▶ [Request] Please turn every line of the items below into a numbered list, leaving out any blank lines.

(Box annotation data)
☆ ☆ ☆ ☆ ☆ ☆ ☆
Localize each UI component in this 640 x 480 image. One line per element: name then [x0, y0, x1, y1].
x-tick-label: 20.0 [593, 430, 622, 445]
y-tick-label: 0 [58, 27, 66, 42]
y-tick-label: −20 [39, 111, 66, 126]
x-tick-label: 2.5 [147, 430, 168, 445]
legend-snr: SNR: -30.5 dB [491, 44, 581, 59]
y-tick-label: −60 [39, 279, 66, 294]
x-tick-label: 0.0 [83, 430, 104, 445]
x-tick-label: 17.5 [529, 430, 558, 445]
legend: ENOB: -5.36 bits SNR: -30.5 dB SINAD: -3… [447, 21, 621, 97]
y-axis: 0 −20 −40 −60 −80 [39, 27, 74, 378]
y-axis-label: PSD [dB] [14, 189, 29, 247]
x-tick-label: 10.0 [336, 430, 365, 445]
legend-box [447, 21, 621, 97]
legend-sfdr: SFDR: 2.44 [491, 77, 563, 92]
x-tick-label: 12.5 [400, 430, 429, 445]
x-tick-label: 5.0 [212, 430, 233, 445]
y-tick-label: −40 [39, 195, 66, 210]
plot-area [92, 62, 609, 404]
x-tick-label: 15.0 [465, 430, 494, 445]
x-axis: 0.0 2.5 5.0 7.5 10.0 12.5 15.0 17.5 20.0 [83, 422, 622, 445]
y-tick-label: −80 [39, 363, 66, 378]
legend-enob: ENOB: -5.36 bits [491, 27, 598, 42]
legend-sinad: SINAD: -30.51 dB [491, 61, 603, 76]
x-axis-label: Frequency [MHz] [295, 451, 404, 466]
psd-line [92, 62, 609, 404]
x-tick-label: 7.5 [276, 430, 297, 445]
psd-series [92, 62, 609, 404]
☆ ☆ ☆ ☆ ☆ ☆ ☆
▶ [The answer]
1. Localize each UI component in this 640 x 480 image. One line per element: name then [x0, y0, x1, y1].
2. x-tick-label: 20.0 [593, 430, 622, 445]
3. y-tick-label: 0 [58, 27, 66, 42]
4. y-tick-label: −20 [39, 111, 66, 126]
5. x-tick-label: 2.5 [147, 430, 168, 445]
6. legend-snr: SNR: -30.5 dB [491, 44, 581, 59]
7. y-tick-label: −60 [39, 279, 66, 294]
8. x-tick-label: 0.0 [83, 430, 104, 445]
9. x-tick-label: 17.5 [529, 430, 558, 445]
10. legend: ENOB: -5.36 bits SNR: -30.5 dB SINAD: -3… [447, 21, 621, 97]
11. y-axis: 0 −20 −40 −60 −80 [39, 27, 74, 378]
12. y-axis-label: PSD [dB] [14, 189, 29, 247]
13. x-tick-label: 10.0 [336, 430, 365, 445]
14. legend-box [447, 21, 621, 97]
15. legend-sfdr: SFDR: 2.44 [491, 77, 563, 92]
16. x-tick-label: 12.5 [400, 430, 429, 445]
17. x-tick-label: 5.0 [212, 430, 233, 445]
18. y-tick-label: −40 [39, 195, 66, 210]
19. plot-area [92, 62, 609, 404]
20. x-tick-label: 15.0 [465, 430, 494, 445]
21. x-axis: 0.0 2.5 5.0 7.5 10.0 12.5 15.0 17.5 20.0 [83, 422, 622, 445]
22. y-tick-label: −80 [39, 363, 66, 378]
23. legend-enob: ENOB: -5.36 bits [491, 27, 598, 42]
24. legend-sinad: SINAD: -30.51 dB [491, 61, 603, 76]
25. x-axis-label: Frequency [MHz] [295, 451, 404, 466]
26. psd-line [92, 62, 609, 404]
27. x-tick-label: 7.5 [276, 430, 297, 445]
28. psd-series [92, 62, 609, 404]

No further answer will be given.